** START **
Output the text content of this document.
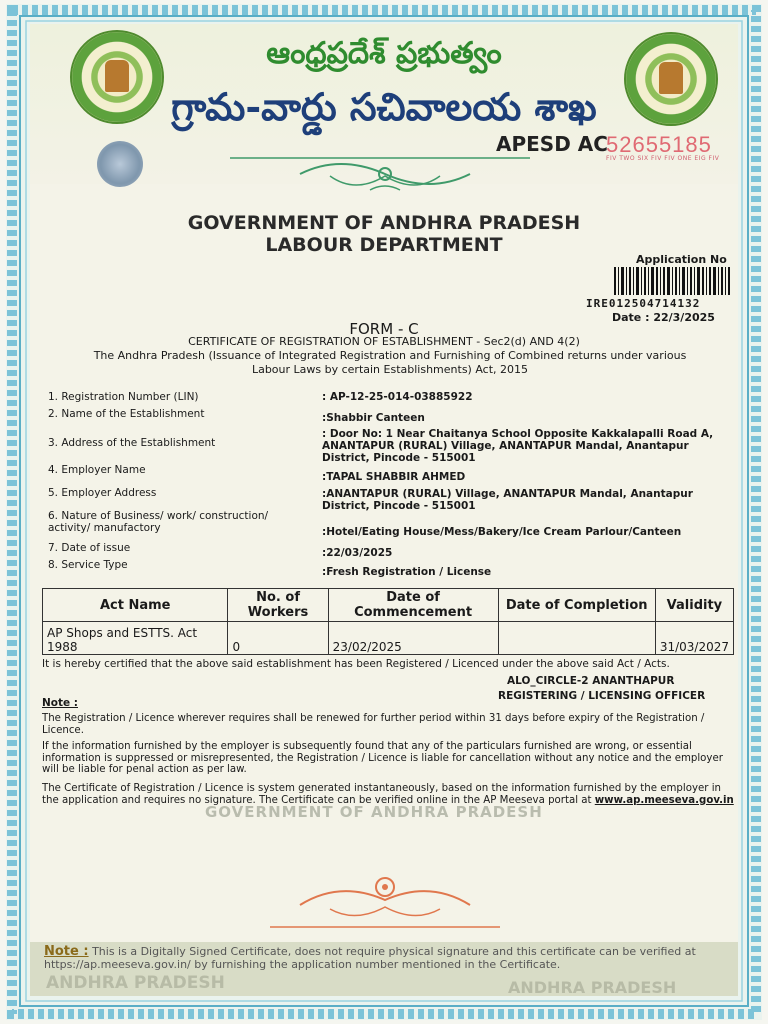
ఆంధ్రప్రదేశ్ ప్రభుత్వం
గ్రామ-వార్డు సచివాలయ శాఖ
APESD AC
52655185
FIV TWO SIX FIV FIV ONE EIG FIV
GOVERNMENT OF ANDHRA PRADESH
LABOUR DEPARTMENT
Application No
IRE012504714132
Date : 22/3/2025
FORM - C
CERTIFICATE OF REGISTRATION OF ESTABLISHMENT - Sec2(d) AND 4(2)
The Andhra Pradesh (Issuance of Integrated Registration and Furnishing of Combined returns under various
Labour Laws by certain Establishments) Act, 2015
1. Registration Number (LIN)	: AP-12-25-014-03885922
2. Name of the Establishment	:Shabbir Canteen
3. Address of the Establishment
: Door No: 1 Near Chaitanya School Opposite Kakkalapalli Road A, ANANTAPUR (RURAL) Village, ANANTAPUR Mandal, Anantapur District, Pincode - 515001
4. Employer Name
:TAPAL SHABBIR AHMED
5. Employer Address	:ANANTAPUR (RURAL) Village, ANANTAPUR Mandal, Anantapur District, Pincode - 515001
6. Nature of Business/ work/ construction/ activity/ manufactory	:Hotel/Eating House/Mess/Bakery/Ice Cream Parlour/Canteen
7. Date of issue	:22/03/2025
8. Service Type
:Fresh Registration / License
Act Name	No. of Workers	Date of Commencement	Date of Completion	Validity
AP Shops and ESTTS. Act 1988	0	23/02/2025		31/03/2027
It is hereby certified that the above said establishment has been Registered / Licenced under the above said Act / Acts.
ALO_CIRCLE-2 ANANTHAPUR
REGISTERING / LICENSING OFFICER
Note :
The Registration / Licence wherever requires shall be renewed for further period within 31 days before expiry of the Registration / Licence.
If the information furnished by the employer is subsequently found that any of the particulars furnished are wrong, or essential information is suppressed or misrepresented, the Registration / Licence is liable for cancellation without any notice and the employer will be liable for penal action as per law.
The Certificate of Registration / Licence is system generated instantaneously, based on the information furnished by the employer in the application and requires no signature. The Certificate can be verified online in the AP Meeseva portal at www.ap.meeseva.gov.in
GOVERNMENT OF ANDHRA PRADESH
Note : This is a Digitally Signed Certificate, does not require physical signature and this certificate can be verified at https://ap.meeseva.gov.in/ by furnishing the application number mentioned in the Certificate.
ANDHRA PRADESH	ANDHRA PRADESH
** END **
*TASK TO COMPLETE*:
Pick out, from the lines above, every one that contains the string "Note".

*OUTPUT*:
Note :
Note : This is a Digitally Signed Certificate, does not require physical signature and this certificate can be verified at https://ap.meeseva.gov.in/ by furnishing the application number mentioned in the Certificate.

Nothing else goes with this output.